=== SET PROBLEM ===
Below is a listing; write it out exactly and drop any images from it.

____

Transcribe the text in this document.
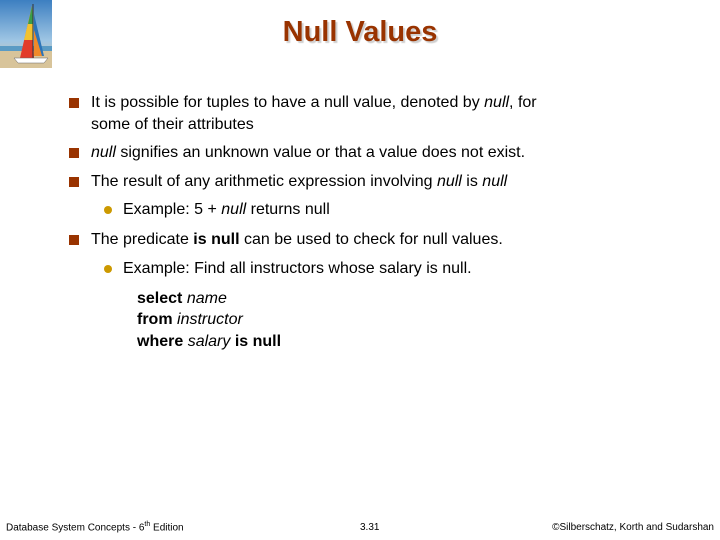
Null Values
It is possible for tuples to have a null value, denoted by null, for
some of their attributes
null signifies an unknown value or that a value does not exist.
The result of any arithmetic expression involving null is null
Example: 5 + null returns null
The predicate is null can be used to check for null values.
Example: Find all instructors whose salary is null.
select name
from instructor
where salary is null
Database System Concepts - 6th Edition	3.31	©Silberschatz, Korth and Sudarshan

____

=== EXPECTED ANSWER ===
Transcribe the text in this document.
Null Values
It is possible for tuples to have a null value, denoted by null, for
some of their attributes
null signifies an unknown value or that a value does not exist.
The result of any arithmetic expression involving null is null
Example: 5 + null returns null
The predicate is null can be used to check for null values.
Example: Find all instructors whose salary is null.
select name
from instructor
where salary is null
Database System Concepts - 6th Edition	3.31	©Silberschatz, Korth and Sudarshan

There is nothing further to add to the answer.